— RECORDS TO PROCESS —
────────────────────

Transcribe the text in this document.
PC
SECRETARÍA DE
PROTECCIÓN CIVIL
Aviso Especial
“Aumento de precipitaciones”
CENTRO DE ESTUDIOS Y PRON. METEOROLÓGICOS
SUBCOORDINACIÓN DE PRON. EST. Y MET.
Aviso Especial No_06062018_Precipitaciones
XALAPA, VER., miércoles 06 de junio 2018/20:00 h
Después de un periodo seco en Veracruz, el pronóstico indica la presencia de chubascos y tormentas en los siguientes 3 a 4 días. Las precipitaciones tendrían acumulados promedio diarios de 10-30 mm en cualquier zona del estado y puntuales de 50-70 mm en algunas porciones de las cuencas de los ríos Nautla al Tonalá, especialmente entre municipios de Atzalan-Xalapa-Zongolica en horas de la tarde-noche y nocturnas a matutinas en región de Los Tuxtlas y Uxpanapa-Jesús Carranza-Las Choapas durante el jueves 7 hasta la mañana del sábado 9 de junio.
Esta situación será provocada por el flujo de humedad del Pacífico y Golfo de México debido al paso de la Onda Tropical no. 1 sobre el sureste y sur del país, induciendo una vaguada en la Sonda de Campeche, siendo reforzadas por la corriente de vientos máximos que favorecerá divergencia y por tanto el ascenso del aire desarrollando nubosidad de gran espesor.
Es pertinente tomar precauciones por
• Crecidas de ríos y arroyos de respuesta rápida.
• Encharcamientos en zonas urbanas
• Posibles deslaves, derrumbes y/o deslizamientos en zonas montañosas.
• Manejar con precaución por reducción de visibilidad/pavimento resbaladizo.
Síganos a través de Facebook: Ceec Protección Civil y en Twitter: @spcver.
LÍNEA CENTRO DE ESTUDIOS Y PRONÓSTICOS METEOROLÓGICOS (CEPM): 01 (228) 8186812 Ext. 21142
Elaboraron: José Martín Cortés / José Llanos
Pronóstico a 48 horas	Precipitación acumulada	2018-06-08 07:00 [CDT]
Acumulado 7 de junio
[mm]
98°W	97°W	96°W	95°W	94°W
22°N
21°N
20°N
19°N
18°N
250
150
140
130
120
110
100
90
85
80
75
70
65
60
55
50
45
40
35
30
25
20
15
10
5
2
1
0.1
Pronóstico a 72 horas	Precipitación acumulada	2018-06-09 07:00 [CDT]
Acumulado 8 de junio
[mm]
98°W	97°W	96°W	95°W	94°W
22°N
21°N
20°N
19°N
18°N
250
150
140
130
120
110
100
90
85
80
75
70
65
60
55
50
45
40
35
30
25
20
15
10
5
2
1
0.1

────────────────────

— REQUIRED TASK —
Restate the listing above word for word.

— COMPLETED TASK —
Transcribe the text in this document.
PC
SECRETARÍA DE
PROTECCIÓN CIVIL
Aviso Especial
“Aumento de precipitaciones”
CENTRO DE ESTUDIOS Y PRON. METEOROLÓGICOS
SUBCOORDINACIÓN DE PRON. EST. Y MET.
Aviso Especial No_06062018_Precipitaciones
XALAPA, VER., miércoles 06 de junio 2018/20:00 h
Después de un periodo seco en Veracruz, el pronóstico indica la presencia de chubascos y tormentas en los siguientes 3 a 4 días. Las precipitaciones tendrían acumulados promedio diarios de 10-30 mm en cualquier zona del estado y puntuales de 50-70 mm en algunas porciones de las cuencas de los ríos Nautla al Tonalá, especialmente entre municipios de Atzalan-Xalapa-Zongolica en horas de la tarde-noche y nocturnas a matutinas en región de Los Tuxtlas y Uxpanapa-Jesús Carranza-Las Choapas durante el jueves 7 hasta la mañana del sábado 9 de junio.
Esta situación será provocada por el flujo de humedad del Pacífico y Golfo de México debido al paso de la Onda Tropical no. 1 sobre el sureste y sur del país, induciendo una vaguada en la Sonda de Campeche, siendo reforzadas por la corriente de vientos máximos que favorecerá divergencia y por tanto el ascenso del aire desarrollando nubosidad de gran espesor.
Es pertinente tomar precauciones por
• Crecidas de ríos y arroyos de respuesta rápida.
• Encharcamientos en zonas urbanas
• Posibles deslaves, derrumbes y/o deslizamientos en zonas montañosas.
• Manejar con precaución por reducción de visibilidad/pavimento resbaladizo.
Síganos a través de Facebook: Ceec Protección Civil y en Twitter: @spcver.
LÍNEA CENTRO DE ESTUDIOS Y PRONÓSTICOS METEOROLÓGICOS (CEPM): 01 (228) 8186812 Ext. 21142
Elaboraron: José Martín Cortés / José Llanos
Pronóstico a 48 horas	Precipitación acumulada	2018-06-08 07:00 [CDT]
Acumulado 7 de junio
[mm]
98°W	97°W	96°W	95°W	94°W
22°N
21°N
20°N
19°N
18°N
250
150
140
130
120
110
100
90
85
80
75
70
65
60
55
50
45
40
35
30
25
20
15
10
5
2
1
0.1
Pronóstico a 72 horas	Precipitación acumulada	2018-06-09 07:00 [CDT]
Acumulado 8 de junio
[mm]
98°W	97°W	96°W	95°W	94°W
22°N
21°N
20°N
19°N
18°N
250
150
140
130
120
110
100
90
85
80
75
70
65
60
55
50
45
40
35
30
25
20
15
10
5
2
1
0.1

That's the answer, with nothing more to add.